### DATA SUPPLIED
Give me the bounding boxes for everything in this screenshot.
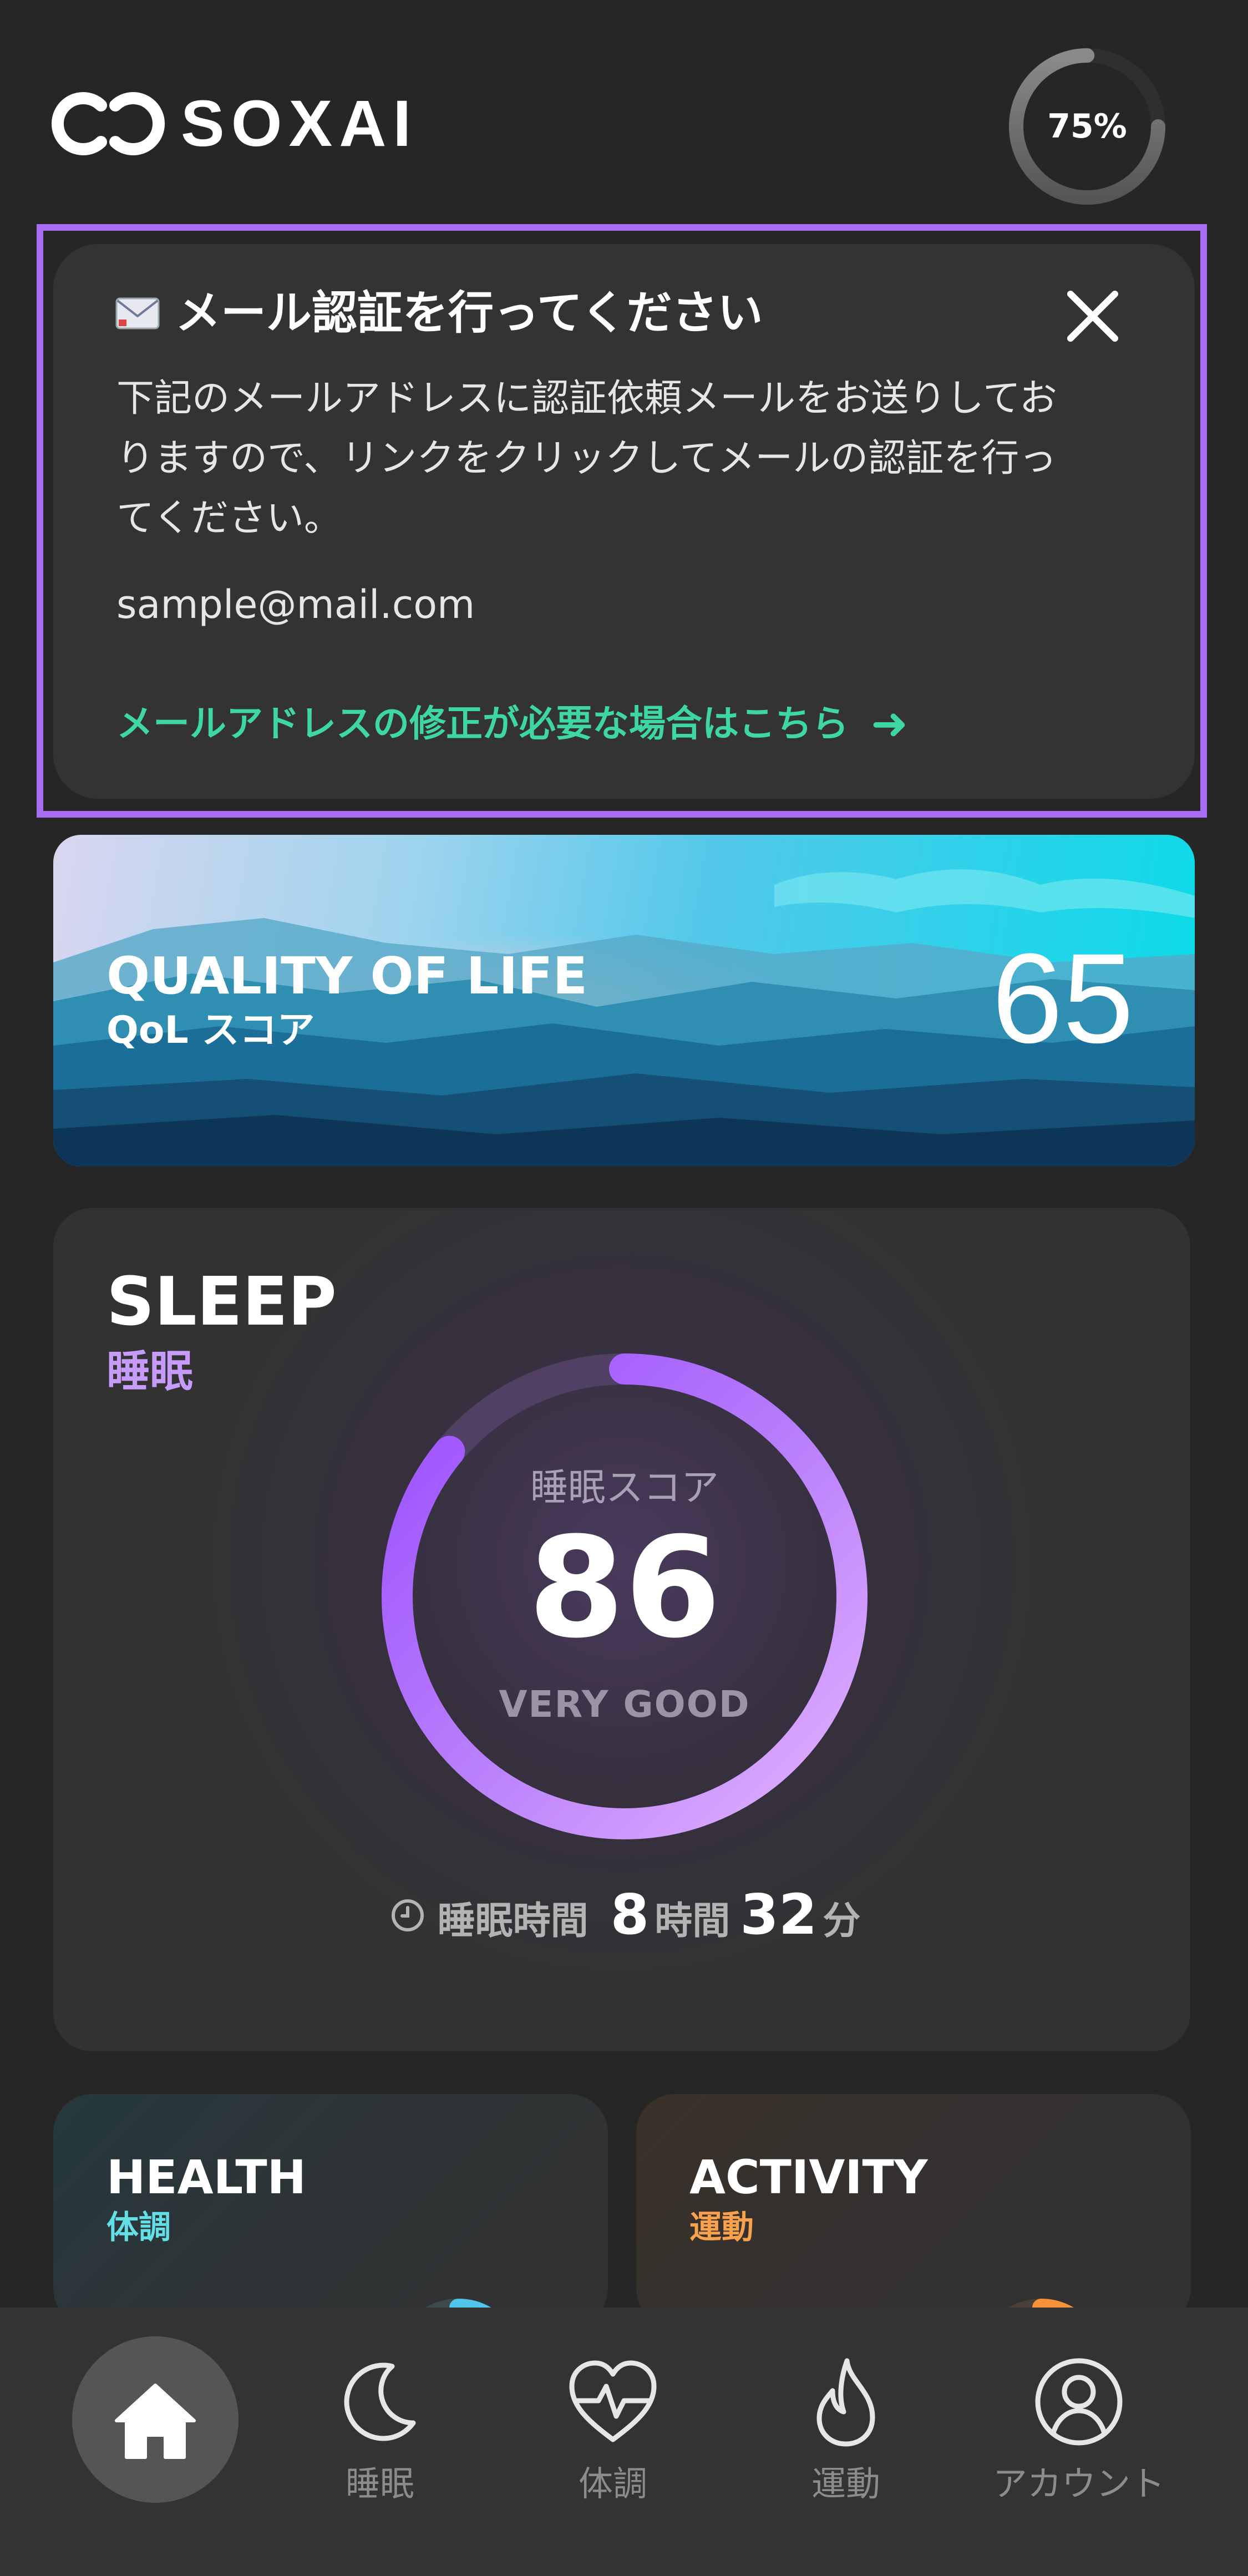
- notice-title-text: メール認証を行ってください: [175, 287, 763, 339]
- qol-card[interactable]: QUALITY OF LIFE QoL スコア 65: [53, 835, 1195, 1167]
- nav-label-health: 体調: [578, 2463, 647, 2504]
- sleep-hours-unit: 時間: [655, 1899, 730, 1943]
- qol-subtitle: QoL スコア: [106, 1008, 315, 1052]
- health-card[interactable]: HEALTH 体調: [53, 2094, 608, 2327]
- nav-home-button[interactable]: [72, 2336, 239, 2503]
- close-notice-button[interactable]: [1059, 283, 1126, 349]
- clock-icon: [391, 1899, 424, 1931]
- sleep-duration-label: 睡眠時間: [437, 1899, 589, 1943]
- activity-subtitle: 運動: [689, 2208, 754, 2246]
- envelope-icon: [115, 297, 160, 329]
- account-icon: [1035, 2358, 1123, 2446]
- notice-title: メール認証を行ってください: [115, 286, 763, 341]
- notice-email-address: sample@mail.com: [116, 582, 475, 627]
- nav-item-health[interactable]: 体調: [502, 2352, 724, 2506]
- nav-item-sleep[interactable]: 睡眠: [269, 2352, 491, 2506]
- arrow-right-icon: ➜: [871, 698, 909, 749]
- nav-label-sleep: 睡眠: [345, 2463, 414, 2504]
- sleep-score-label: 睡眠スコア: [530, 1466, 719, 1510]
- soxai-logo-icon: [52, 92, 165, 155]
- app-logo: SOXAI: [50, 82, 427, 165]
- nav-label-account: アカウント: [992, 2463, 1165, 2504]
- health-title: HEALTH: [106, 2150, 306, 2204]
- battery-indicator[interactable]: 75%: [1004, 43, 1170, 210]
- activity-title: ACTIVITY: [689, 2150, 928, 2204]
- battery-percent: 75%: [1047, 107, 1127, 146]
- sleep-hours: 8: [610, 1882, 650, 1947]
- logo-text: SOXAI: [181, 87, 418, 160]
- notice-body-text: 下記のメールアドレスに認証依頼メールをお送りしておりますので、リンクをクリックし…: [116, 377, 1057, 540]
- nav-label-activity: 運動: [811, 2463, 880, 2504]
- sleep-minutes-unit: 分: [823, 1899, 861, 1943]
- flame-icon: [816, 2358, 875, 2447]
- sleep-title: SLEEP: [106, 1264, 337, 1341]
- sleep-grade: VERY GOOD: [499, 1683, 750, 1726]
- close-icon: [1067, 291, 1118, 342]
- qol-title: QUALITY OF LIFE: [106, 946, 588, 1006]
- nav-item-account[interactable]: アカウント: [968, 2352, 1190, 2506]
- home-icon: [115, 2384, 196, 2459]
- health-subtitle: 体調: [106, 2208, 171, 2246]
- qol-score: 65: [992, 927, 1134, 1069]
- nav-item-activity[interactable]: 運動: [735, 2352, 957, 2506]
- fix-email-link[interactable]: メールアドレスの修正が必要な場合はこちら ➜: [116, 696, 908, 752]
- activity-card[interactable]: ACTIVITY 運動: [636, 2094, 1191, 2327]
- moon-icon: [344, 2362, 416, 2441]
- fix-email-link-text: メールアドレスの修正が必要な場合はこちら: [116, 702, 849, 745]
- sleep-card[interactable]: SLEEP 睡眠 睡眠スコア 86 VERY GOOD 睡眠時間 8 時間 32…: [53, 1208, 1190, 2051]
- heart-pulse-icon: [569, 2360, 657, 2442]
- sleep-subtitle: 睡眠: [106, 1347, 194, 1397]
- sleep-duration: 睡眠時間 8 時間 32 分: [381, 1882, 880, 1949]
- sleep-minutes: 32: [740, 1882, 818, 1947]
- sleep-score-value: 86: [528, 1507, 721, 1669]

### AIM OF THE EXERCISE
Copy the records from the line with "- notice-title-text: メール認証を行ってください: [175, 287, 763, 339]" up to and including the line with "- home-icon: [115, 2384, 196, 2459]", keeping each line unchanged.

### EXPECTED OUTPUT
- notice-title-text: メール認証を行ってください: [175, 287, 763, 339]
- qol-card[interactable]: QUALITY OF LIFE QoL スコア 65: [53, 835, 1195, 1167]
- nav-label-health: 体調: [578, 2463, 647, 2504]
- sleep-hours-unit: 時間: [655, 1899, 730, 1943]
- qol-subtitle: QoL スコア: [106, 1008, 315, 1052]
- health-card[interactable]: HEALTH 体調: [53, 2094, 608, 2327]
- nav-home-button[interactable]: [72, 2336, 239, 2503]
- close-notice-button[interactable]: [1059, 283, 1126, 349]
- clock-icon: [391, 1899, 424, 1931]
- sleep-duration-label: 睡眠時間: [437, 1899, 589, 1943]
- activity-subtitle: 運動: [689, 2208, 754, 2246]
- envelope-icon: [115, 297, 160, 329]
- account-icon: [1035, 2358, 1123, 2446]
- notice-title: メール認証を行ってください: [115, 286, 763, 341]
- notice-email-address: sample@mail.com: [116, 582, 475, 627]
- nav-item-health[interactable]: 体調: [502, 2352, 724, 2506]
- nav-item-sleep[interactable]: 睡眠: [269, 2352, 491, 2506]
- arrow-right-icon: ➜: [871, 698, 909, 749]
- nav-label-sleep: 睡眠: [345, 2463, 414, 2504]
- sleep-score-label: 睡眠スコア: [530, 1466, 719, 1510]
- soxai-logo-icon: [52, 92, 165, 155]
- app-logo: SOXAI: [50, 82, 427, 165]
- nav-label-account: アカウント: [992, 2463, 1165, 2504]
- health-title: HEALTH: [106, 2150, 306, 2204]
- battery-indicator[interactable]: 75%: [1004, 43, 1170, 210]
- activity-title: ACTIVITY: [689, 2150, 928, 2204]
- battery-percent: 75%: [1047, 107, 1127, 146]
- sleep-hours: 8: [610, 1882, 650, 1947]
- logo-text: SOXAI: [181, 87, 418, 160]
- notice-body-text: 下記のメールアドレスに認証依頼メールをお送りしておりますので、リンクをクリックし…: [116, 377, 1057, 540]
- nav-label-activity: 運動: [811, 2463, 880, 2504]
- sleep-minutes-unit: 分: [823, 1899, 861, 1943]
- flame-icon: [816, 2358, 875, 2447]
- sleep-title: SLEEP: [106, 1264, 337, 1341]
- sleep-grade: VERY GOOD: [499, 1683, 750, 1726]
- close-icon: [1067, 291, 1118, 342]
- qol-title: QUALITY OF LIFE: [106, 946, 588, 1006]
- nav-item-account[interactable]: アカウント: [968, 2352, 1190, 2506]
- home-icon: [115, 2384, 196, 2459]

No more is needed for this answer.